RECORDS SUPPLIED:

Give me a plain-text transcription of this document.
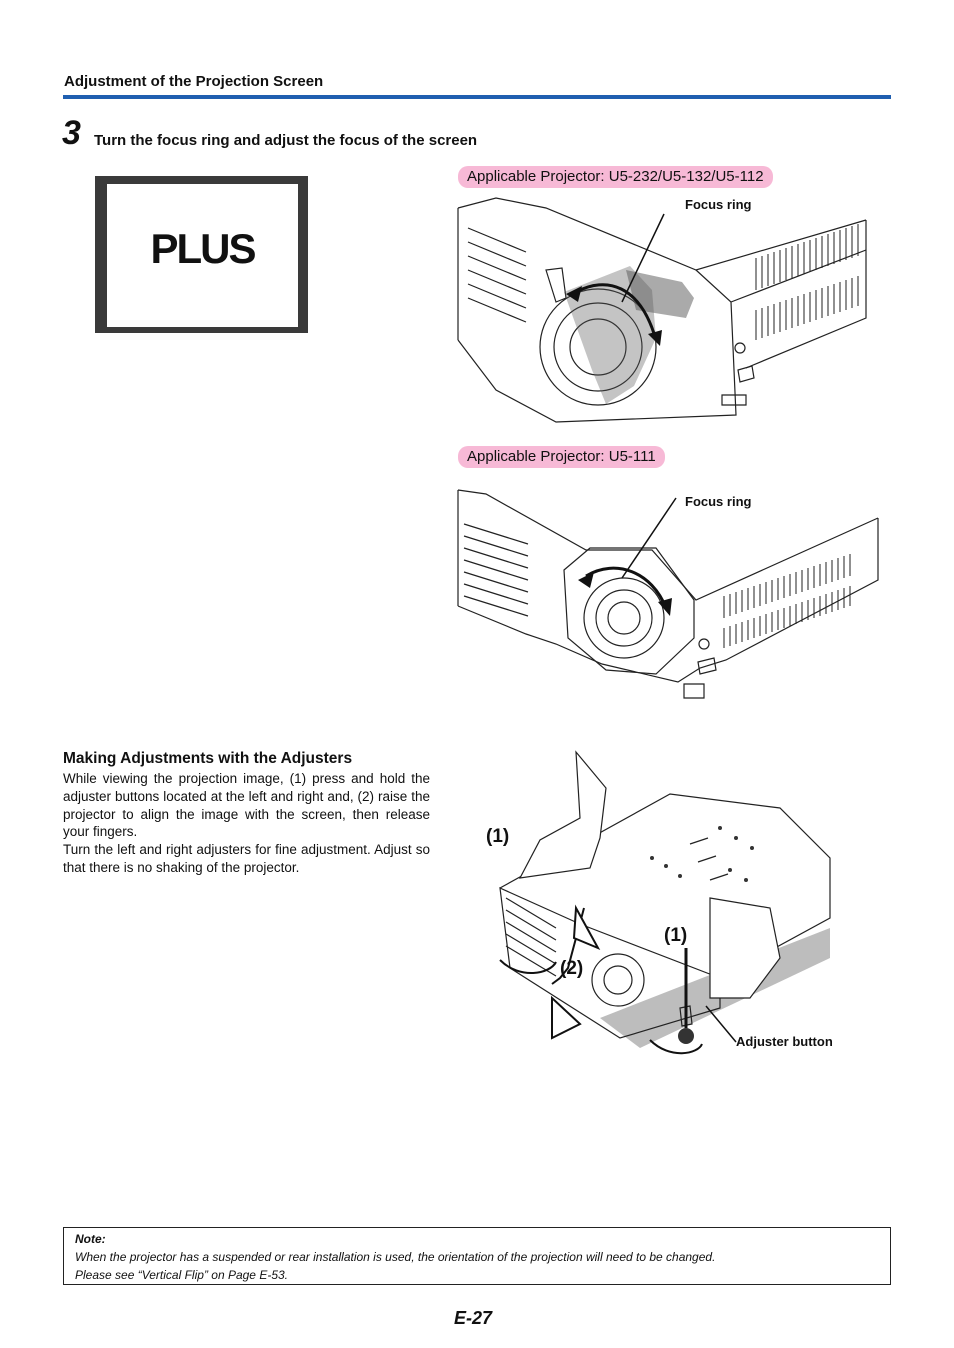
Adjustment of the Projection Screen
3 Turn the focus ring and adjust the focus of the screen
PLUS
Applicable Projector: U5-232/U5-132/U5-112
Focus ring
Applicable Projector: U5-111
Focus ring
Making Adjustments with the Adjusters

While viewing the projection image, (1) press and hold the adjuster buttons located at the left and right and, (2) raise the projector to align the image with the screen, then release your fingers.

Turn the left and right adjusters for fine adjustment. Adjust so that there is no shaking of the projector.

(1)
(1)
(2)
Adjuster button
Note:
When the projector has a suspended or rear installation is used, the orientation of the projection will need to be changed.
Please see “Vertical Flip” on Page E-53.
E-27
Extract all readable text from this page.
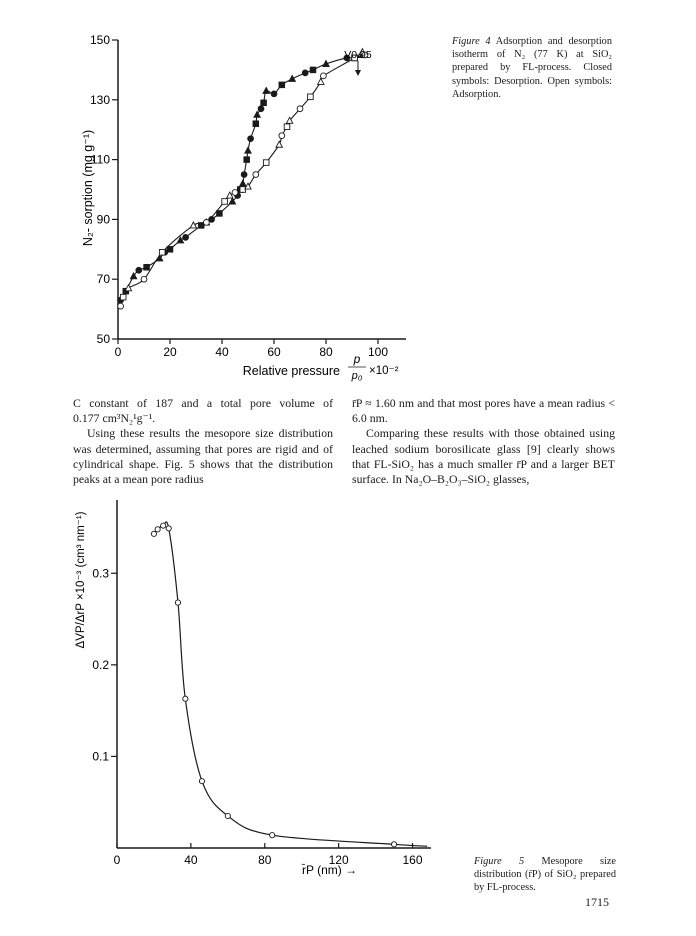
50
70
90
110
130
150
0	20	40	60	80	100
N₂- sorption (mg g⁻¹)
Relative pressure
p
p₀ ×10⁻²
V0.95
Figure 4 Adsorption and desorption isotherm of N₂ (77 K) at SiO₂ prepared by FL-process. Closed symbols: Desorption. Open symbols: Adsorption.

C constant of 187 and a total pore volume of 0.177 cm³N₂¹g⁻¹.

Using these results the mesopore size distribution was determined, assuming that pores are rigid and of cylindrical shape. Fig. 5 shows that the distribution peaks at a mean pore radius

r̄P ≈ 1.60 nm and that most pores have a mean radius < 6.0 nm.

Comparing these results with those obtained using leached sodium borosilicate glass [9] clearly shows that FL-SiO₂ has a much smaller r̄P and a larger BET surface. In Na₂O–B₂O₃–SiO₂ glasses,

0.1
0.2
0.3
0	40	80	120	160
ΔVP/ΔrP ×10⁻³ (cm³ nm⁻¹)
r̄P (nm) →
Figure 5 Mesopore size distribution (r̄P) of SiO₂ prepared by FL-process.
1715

CHALLENGE:
Go through the lines above. Select every one that has the string "radius".

OUTPUT:
Using these results the mesopore size distribution was determined, assuming that pores are rigid and of cylindrical shape. Fig. 5 shows that the distribution peaks at a mean pore radius
r̄P ≈ 1.60 nm and that most pores have a mean radius < 6.0 nm.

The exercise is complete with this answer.